[Data]:
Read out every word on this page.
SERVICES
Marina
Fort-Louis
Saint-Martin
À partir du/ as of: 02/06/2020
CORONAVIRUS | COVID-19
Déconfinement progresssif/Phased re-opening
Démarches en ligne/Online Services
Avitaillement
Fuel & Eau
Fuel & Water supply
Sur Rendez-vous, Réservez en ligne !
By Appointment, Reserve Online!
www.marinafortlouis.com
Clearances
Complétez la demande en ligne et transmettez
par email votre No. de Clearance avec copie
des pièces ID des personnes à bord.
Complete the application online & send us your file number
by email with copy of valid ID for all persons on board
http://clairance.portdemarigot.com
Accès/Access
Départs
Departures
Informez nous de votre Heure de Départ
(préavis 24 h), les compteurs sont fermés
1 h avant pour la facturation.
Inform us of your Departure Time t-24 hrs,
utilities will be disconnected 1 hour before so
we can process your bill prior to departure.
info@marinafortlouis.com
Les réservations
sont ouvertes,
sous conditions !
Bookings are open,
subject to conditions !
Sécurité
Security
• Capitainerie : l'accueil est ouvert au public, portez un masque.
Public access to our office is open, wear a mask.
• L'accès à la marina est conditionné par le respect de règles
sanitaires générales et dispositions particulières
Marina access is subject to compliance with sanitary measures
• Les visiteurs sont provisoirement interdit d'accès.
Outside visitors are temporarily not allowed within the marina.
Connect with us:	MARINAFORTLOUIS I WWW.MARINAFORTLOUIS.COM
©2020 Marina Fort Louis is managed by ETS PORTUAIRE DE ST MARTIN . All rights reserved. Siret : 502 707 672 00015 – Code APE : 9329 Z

[Problem]:
Every line in the listing above should be repeated exactly.

[Exercise answer]:
Read out every word on this page.
SERVICES
Marina
Fort-Louis
Saint-Martin
À partir du/ as of: 02/06/2020
CORONAVIRUS | COVID-19
Déconfinement progresssif/Phased re-opening
Démarches en ligne/Online Services
Avitaillement
Fuel & Eau
Fuel & Water supply
Sur Rendez-vous, Réservez en ligne !
By Appointment, Reserve Online!
www.marinafortlouis.com
Clearances
Complétez la demande en ligne et transmettez
par email votre No. de Clearance avec copie
des pièces ID des personnes à bord.
Complete the application online & send us your file number
by email with copy of valid ID for all persons on board
http://clairance.portdemarigot.com
Accès/Access
Départs
Departures
Informez nous de votre Heure de Départ
(préavis 24 h), les compteurs sont fermés
1 h avant pour la facturation.
Inform us of your Departure Time t-24 hrs,
utilities will be disconnected 1 hour before so
we can process your bill prior to departure.
info@marinafortlouis.com
Les réservations
sont ouvertes,
sous conditions !
Bookings are open,
subject to conditions !
Sécurité
Security
• Capitainerie : l'accueil est ouvert au public, portez un masque.
Public access to our office is open, wear a mask.
• L'accès à la marina est conditionné par le respect de règles
sanitaires générales et dispositions particulières
Marina access is subject to compliance with sanitary measures
• Les visiteurs sont provisoirement interdit d'accès.
Outside visitors are temporarily not allowed within the marina.
Connect with us:	MARINAFORTLOUIS I WWW.MARINAFORTLOUIS.COM
©2020 Marina Fort Louis is managed by ETS PORTUAIRE DE ST MARTIN . All rights reserved. Siret : 502 707 672 00015 – Code APE : 9329 Z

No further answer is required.